** start **

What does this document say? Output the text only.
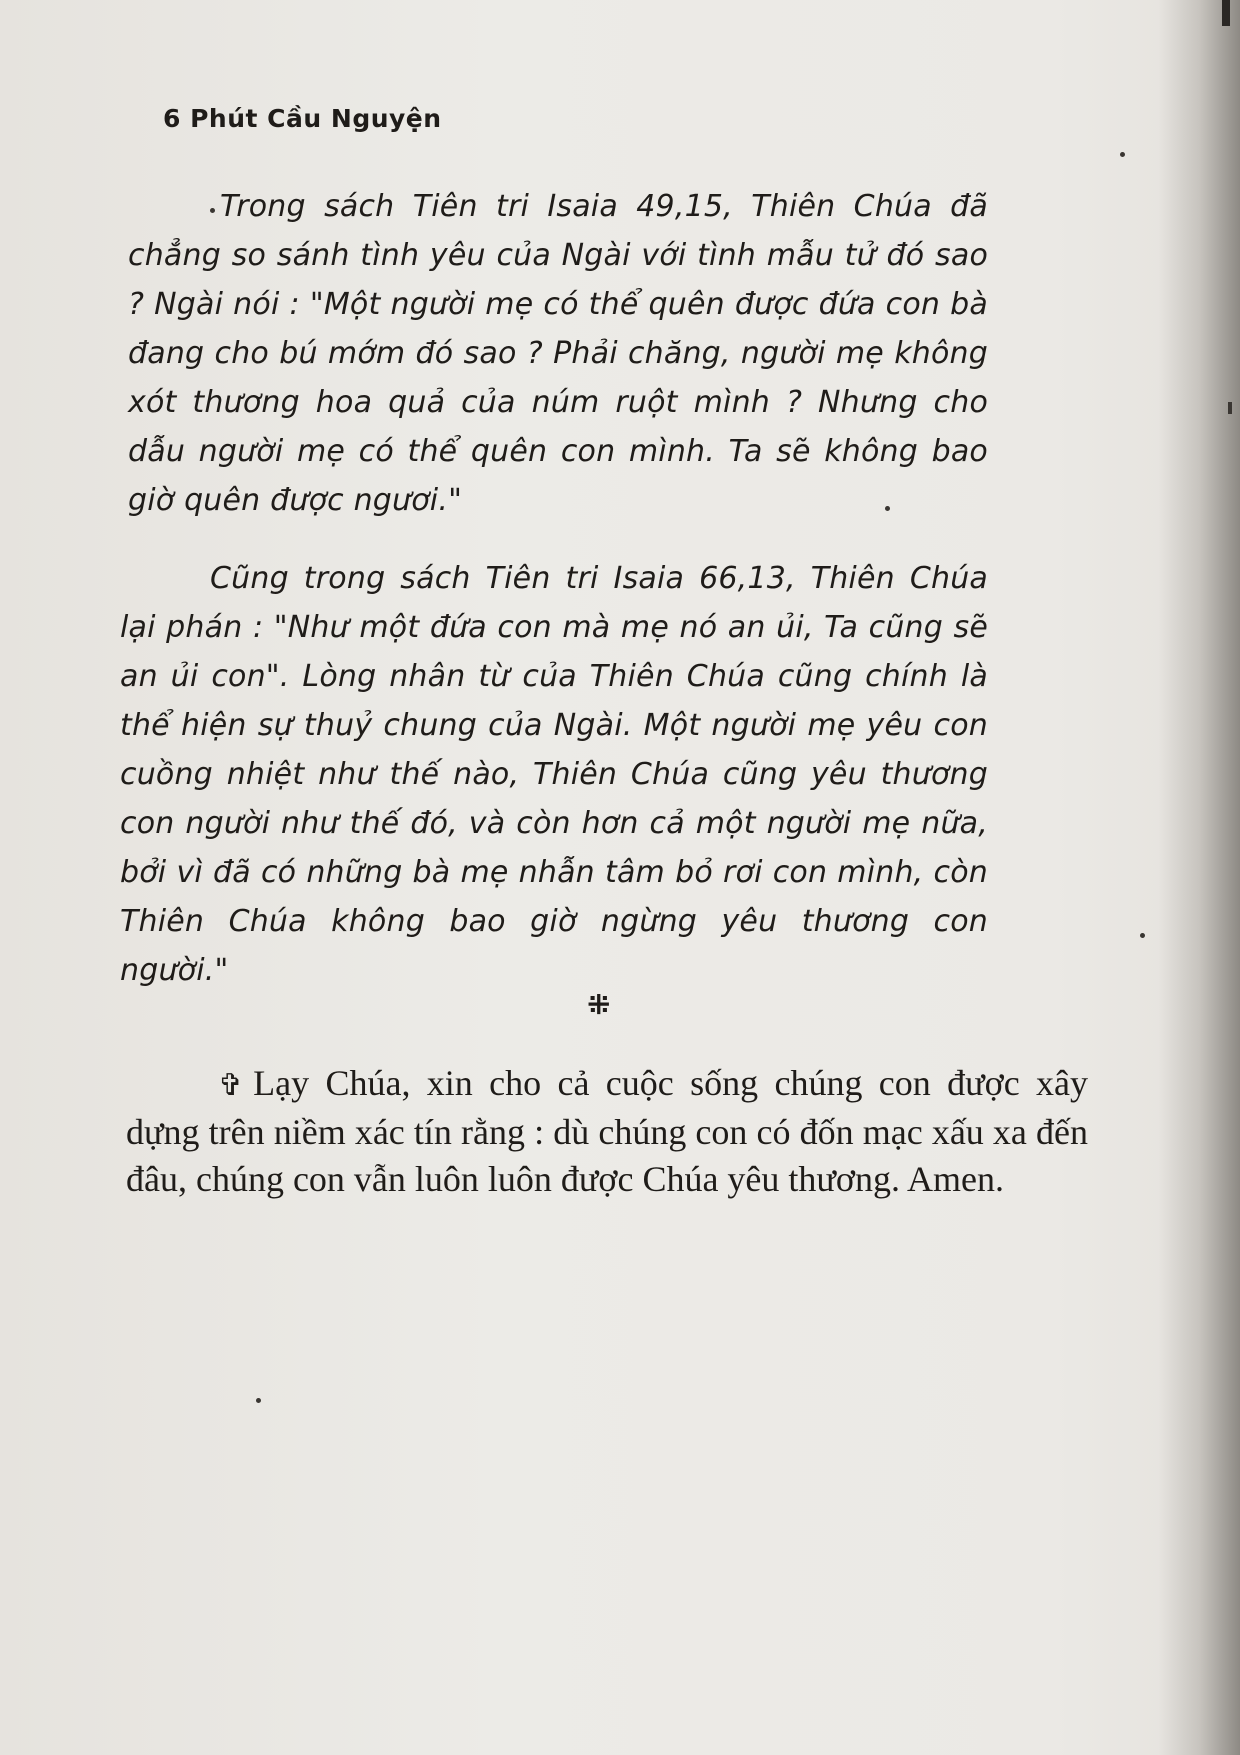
6 Phút Cầu Nguyện

Trong sách Tiên tri Isaia 49,15, Thiên Chúa đã chẳng so sánh tình yêu của Ngài với tình mẫu tử đó sao ? Ngài nói : "Một người mẹ có thể quên được đứa con bà đang cho bú mớm đó sao ? Phải chăng, người mẹ không xót thương hoa quả của núm ruột mình ? Nhưng cho dẫu người mẹ có thể quên con mình. Ta sẽ không bao giờ quên được ngươi."

Cũng trong sách Tiên tri Isaia 66,13, Thiên Chúa lại phán : "Như một đứa con mà mẹ nó an ủi, Ta cũng sẽ an ủi con". Lòng nhân từ của Thiên Chúa cũng chính là thể hiện sự thuỷ chung của Ngài. Một người mẹ yêu con cuồng nhiệt như thế nào, Thiên Chúa cũng yêu thương con người như thế đó, và còn hơn cả một người mẹ nữa, bởi vì đã có những bà mẹ nhẫn tâm bỏ rơi con mình, còn Thiên Chúa không bao giờ ngừng yêu thương con người."

⁜

✞ Lạy Chúa, xin cho cả cuộc sống chúng con được xây dựng trên niềm xác tín rằng : dù chúng con có đốn mạc xấu xa đến đâu, chúng con vẫn luôn luôn được Chúa yêu thương. Amen.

** end **

Description of the task:
Search the entries for the word "Chúa" and copy every line that has it.

Reply:
Trong sách Tiên tri Isaia 49,15, Thiên Chúa đã chẳng so sánh tình yêu của Ngài với tình mẫu tử đó sao ? Ngài nói : "Một người mẹ có thể quên được đứa con bà đang cho bú mớm đó sao ? Phải chăng, người mẹ không xót thương hoa quả của núm ruột mình ? Nhưng cho dẫu người mẹ có thể quên con mình. Ta sẽ không bao giờ quên được ngươi."
Cũng trong sách Tiên tri Isaia 66,13, Thiên Chúa lại phán : "Như một đứa con mà mẹ nó an ủi, Ta cũng sẽ an ủi con". Lòng nhân từ của Thiên Chúa cũng chính là thể hiện sự thuỷ chung của Ngài. Một người mẹ yêu con cuồng nhiệt như thế nào, Thiên Chúa cũng yêu thương con người như thế đó, và còn hơn cả một người mẹ nữa, bởi vì đã có những bà mẹ nhẫn tâm bỏ rơi con mình, còn Thiên Chúa không bao giờ ngừng yêu thương con người."
✞ Lạy Chúa, xin cho cả cuộc sống chúng con được xây dựng trên niềm xác tín rằng : dù chúng con có đốn mạc xấu xa đến đâu, chúng con vẫn luôn luôn được Chúa yêu thương. Amen.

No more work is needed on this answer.